Job |
Reproduce the material word for word, from its first line through the line containing "grid-lines (101, 16, 1270, 795)", inclusive.

Records to use |

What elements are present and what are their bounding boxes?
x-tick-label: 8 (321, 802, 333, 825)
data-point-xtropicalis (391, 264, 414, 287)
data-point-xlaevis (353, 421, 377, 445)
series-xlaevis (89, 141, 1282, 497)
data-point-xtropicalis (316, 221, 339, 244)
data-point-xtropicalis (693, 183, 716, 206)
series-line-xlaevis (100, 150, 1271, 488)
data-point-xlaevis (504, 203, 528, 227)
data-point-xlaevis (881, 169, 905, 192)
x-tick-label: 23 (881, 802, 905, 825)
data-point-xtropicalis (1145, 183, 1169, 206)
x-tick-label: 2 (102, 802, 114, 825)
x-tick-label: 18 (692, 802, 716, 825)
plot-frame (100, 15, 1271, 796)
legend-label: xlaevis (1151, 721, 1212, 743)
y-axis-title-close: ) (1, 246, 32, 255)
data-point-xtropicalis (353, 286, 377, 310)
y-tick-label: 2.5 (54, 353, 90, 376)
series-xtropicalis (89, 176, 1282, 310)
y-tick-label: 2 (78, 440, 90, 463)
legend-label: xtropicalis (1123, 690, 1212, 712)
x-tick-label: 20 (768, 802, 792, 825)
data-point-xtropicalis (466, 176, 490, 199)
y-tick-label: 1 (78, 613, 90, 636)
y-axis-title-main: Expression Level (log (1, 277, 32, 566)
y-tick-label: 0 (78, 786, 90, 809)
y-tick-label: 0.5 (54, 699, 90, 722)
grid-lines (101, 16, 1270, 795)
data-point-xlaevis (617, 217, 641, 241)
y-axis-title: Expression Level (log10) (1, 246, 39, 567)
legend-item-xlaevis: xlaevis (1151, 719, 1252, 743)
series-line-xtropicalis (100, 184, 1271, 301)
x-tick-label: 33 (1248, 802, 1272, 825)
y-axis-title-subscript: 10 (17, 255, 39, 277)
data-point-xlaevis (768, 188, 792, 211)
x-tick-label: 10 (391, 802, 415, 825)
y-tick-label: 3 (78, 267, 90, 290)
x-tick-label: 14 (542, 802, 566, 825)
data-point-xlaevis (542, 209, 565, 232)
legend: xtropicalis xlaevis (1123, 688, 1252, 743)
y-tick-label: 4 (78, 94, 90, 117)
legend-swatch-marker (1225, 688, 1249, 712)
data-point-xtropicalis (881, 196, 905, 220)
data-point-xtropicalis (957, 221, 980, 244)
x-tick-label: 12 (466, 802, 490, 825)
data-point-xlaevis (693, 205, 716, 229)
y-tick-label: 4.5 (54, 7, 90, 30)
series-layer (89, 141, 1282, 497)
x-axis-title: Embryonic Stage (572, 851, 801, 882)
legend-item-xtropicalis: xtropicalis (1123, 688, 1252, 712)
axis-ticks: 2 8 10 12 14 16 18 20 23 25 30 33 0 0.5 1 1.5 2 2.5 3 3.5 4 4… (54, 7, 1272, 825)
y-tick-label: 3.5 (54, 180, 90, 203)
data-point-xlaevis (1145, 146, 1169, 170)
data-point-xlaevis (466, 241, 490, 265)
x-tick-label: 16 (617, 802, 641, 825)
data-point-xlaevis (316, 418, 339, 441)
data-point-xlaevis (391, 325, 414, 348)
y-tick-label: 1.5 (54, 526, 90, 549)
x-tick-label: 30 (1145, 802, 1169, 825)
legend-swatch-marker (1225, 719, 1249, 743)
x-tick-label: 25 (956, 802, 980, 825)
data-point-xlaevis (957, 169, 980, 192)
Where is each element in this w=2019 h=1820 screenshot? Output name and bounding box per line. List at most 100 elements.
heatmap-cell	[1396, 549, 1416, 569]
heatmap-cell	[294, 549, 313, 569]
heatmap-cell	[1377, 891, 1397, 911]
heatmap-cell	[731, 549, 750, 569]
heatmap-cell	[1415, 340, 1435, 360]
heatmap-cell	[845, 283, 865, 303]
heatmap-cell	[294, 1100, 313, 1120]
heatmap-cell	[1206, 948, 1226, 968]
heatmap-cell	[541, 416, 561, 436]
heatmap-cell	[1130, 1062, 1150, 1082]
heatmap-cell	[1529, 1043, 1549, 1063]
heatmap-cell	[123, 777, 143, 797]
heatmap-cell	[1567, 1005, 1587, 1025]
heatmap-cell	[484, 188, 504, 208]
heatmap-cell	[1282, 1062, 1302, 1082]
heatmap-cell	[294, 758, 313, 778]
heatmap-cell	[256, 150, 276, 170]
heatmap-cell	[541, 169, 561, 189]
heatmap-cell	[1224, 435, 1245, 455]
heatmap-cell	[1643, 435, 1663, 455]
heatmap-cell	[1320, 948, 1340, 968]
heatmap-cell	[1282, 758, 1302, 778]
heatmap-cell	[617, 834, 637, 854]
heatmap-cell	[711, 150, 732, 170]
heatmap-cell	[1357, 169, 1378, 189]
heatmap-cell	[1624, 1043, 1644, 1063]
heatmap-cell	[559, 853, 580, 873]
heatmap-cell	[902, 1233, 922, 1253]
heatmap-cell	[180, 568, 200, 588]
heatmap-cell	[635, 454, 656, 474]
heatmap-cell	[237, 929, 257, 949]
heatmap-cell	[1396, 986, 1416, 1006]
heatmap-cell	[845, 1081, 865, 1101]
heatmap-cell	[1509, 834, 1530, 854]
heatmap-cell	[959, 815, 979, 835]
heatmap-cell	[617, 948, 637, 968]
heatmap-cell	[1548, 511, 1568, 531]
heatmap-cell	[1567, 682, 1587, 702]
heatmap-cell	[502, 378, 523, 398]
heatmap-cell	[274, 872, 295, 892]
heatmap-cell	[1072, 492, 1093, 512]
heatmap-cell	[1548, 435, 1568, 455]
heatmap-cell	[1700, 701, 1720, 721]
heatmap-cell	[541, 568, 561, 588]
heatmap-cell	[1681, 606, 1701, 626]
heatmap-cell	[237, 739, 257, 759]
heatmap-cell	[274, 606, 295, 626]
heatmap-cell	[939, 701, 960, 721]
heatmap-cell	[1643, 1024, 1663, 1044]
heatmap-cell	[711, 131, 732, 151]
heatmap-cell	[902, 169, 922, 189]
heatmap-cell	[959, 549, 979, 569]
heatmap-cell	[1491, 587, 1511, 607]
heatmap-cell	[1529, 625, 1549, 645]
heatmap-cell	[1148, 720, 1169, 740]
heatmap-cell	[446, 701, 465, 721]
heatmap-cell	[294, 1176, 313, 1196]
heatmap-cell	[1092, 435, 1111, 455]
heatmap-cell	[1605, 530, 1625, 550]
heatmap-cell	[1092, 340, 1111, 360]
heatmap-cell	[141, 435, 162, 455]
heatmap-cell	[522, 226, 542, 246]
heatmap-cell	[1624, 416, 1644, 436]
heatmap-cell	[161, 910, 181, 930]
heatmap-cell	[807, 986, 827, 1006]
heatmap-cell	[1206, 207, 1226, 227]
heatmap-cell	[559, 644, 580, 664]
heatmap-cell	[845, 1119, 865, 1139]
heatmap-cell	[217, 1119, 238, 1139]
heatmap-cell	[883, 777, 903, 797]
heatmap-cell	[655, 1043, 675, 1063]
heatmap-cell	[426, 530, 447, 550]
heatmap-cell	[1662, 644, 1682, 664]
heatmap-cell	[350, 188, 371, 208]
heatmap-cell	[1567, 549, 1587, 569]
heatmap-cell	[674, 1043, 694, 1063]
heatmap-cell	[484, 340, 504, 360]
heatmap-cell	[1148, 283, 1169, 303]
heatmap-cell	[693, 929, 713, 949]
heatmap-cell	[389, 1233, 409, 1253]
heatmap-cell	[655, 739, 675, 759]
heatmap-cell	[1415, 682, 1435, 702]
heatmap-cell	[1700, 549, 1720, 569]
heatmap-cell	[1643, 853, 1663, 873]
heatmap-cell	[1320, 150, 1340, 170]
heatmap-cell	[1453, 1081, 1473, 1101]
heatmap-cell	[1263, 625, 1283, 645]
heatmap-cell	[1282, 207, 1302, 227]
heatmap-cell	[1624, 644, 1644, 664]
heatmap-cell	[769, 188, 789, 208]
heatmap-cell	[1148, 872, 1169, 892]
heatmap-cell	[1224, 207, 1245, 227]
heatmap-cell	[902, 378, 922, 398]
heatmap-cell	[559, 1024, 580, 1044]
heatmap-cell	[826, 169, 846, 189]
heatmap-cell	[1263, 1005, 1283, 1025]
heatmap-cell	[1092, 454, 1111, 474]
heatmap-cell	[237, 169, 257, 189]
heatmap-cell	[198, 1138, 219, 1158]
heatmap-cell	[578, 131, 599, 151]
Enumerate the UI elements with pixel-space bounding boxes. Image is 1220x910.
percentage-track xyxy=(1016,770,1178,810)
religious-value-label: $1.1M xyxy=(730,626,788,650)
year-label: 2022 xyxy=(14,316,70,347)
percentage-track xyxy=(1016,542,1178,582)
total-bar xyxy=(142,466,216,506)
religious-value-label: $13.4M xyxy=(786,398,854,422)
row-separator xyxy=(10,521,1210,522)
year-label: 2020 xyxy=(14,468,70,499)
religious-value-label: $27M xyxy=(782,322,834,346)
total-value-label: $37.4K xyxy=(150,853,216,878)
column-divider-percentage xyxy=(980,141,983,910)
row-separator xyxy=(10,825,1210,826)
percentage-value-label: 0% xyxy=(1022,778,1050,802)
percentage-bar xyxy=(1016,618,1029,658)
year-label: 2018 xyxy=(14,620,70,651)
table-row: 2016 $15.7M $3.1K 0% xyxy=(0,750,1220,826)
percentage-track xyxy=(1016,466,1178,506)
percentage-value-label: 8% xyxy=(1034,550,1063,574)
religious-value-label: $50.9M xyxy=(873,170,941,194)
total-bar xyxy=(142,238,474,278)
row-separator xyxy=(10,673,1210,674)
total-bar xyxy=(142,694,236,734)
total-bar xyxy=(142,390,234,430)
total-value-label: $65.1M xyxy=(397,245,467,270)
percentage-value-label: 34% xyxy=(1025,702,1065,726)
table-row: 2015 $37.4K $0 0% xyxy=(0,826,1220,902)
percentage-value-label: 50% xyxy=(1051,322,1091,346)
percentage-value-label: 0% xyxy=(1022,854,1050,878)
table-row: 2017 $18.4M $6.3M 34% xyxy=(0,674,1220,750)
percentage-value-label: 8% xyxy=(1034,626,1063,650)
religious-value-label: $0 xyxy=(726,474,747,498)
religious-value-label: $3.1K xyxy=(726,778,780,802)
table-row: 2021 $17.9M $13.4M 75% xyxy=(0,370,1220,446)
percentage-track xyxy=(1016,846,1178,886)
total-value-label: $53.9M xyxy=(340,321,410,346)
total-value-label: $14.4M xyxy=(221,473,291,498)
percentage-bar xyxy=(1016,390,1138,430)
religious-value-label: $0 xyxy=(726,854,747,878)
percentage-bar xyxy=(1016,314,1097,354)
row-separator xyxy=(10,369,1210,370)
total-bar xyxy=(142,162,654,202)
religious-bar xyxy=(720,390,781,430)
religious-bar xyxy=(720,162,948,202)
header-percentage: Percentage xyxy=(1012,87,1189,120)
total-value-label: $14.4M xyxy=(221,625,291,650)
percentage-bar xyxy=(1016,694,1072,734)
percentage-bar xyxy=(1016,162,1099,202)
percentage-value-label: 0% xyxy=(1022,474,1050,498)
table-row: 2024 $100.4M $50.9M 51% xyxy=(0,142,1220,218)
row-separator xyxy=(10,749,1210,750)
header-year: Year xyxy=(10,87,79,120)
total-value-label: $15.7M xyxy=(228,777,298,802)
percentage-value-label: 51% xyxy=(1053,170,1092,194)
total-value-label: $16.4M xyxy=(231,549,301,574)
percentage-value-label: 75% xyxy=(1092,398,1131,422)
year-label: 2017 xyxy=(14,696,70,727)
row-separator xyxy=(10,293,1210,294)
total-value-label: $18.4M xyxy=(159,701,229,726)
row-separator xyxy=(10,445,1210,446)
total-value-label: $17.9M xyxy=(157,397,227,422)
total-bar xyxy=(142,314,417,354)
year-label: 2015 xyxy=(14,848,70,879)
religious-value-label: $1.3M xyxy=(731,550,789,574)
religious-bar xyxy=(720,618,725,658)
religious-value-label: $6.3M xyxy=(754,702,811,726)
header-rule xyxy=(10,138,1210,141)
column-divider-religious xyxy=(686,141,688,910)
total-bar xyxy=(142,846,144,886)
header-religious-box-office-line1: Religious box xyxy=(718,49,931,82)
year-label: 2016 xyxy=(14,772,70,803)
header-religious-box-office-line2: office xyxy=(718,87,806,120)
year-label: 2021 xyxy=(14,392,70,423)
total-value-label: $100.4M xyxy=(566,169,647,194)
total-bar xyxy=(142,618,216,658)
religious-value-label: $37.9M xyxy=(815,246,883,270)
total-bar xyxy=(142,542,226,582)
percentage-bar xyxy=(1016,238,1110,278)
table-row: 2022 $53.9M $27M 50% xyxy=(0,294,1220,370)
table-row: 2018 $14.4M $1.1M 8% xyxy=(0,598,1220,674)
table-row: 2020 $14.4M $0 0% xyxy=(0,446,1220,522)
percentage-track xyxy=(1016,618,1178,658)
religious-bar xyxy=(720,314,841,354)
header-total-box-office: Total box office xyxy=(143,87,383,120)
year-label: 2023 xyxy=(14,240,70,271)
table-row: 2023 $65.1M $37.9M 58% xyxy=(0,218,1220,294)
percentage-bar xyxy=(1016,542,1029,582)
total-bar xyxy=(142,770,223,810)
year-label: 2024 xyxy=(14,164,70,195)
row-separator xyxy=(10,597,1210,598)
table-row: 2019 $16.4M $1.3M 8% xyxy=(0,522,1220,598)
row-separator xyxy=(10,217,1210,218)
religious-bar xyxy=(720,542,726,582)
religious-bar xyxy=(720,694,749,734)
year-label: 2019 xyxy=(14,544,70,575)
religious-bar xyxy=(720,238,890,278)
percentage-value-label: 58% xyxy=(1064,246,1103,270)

Answer |
What elements are present and what are their bounding boxes?
x-tick-label: 8 (321, 802, 333, 825)
data-point-xtropicalis (391, 264, 414, 287)
data-point-xlaevis (353, 421, 377, 445)
series-xlaevis (89, 141, 1282, 497)
data-point-xtropicalis (316, 221, 339, 244)
data-point-xtropicalis (693, 183, 716, 206)
series-line-xlaevis (100, 150, 1271, 488)
data-point-xlaevis (504, 203, 528, 227)
data-point-xlaevis (881, 169, 905, 192)
x-tick-label: 23 (881, 802, 905, 825)
data-point-xtropicalis (1145, 183, 1169, 206)
x-tick-label: 2 (102, 802, 114, 825)
x-tick-label: 18 (692, 802, 716, 825)
plot-frame (100, 15, 1271, 796)
legend-label: xlaevis (1151, 721, 1212, 743)
y-axis-title-close: ) (1, 246, 32, 255)
data-point-xtropicalis (353, 286, 377, 310)
y-tick-label: 2.5 (54, 353, 90, 376)
series-xtropicalis (89, 176, 1282, 310)
y-tick-label: 2 (78, 440, 90, 463)
legend-label: xtropicalis (1123, 690, 1212, 712)
x-tick-label: 20 (768, 802, 792, 825)
data-point-xtropicalis (466, 176, 490, 199)
y-tick-label: 1 (78, 613, 90, 636)
y-axis-title-main: Expression Level (log (1, 277, 32, 566)
y-tick-label: 0 (78, 786, 90, 809)
y-tick-label: 0.5 (54, 699, 90, 722)
grid-lines (101, 16, 1270, 795)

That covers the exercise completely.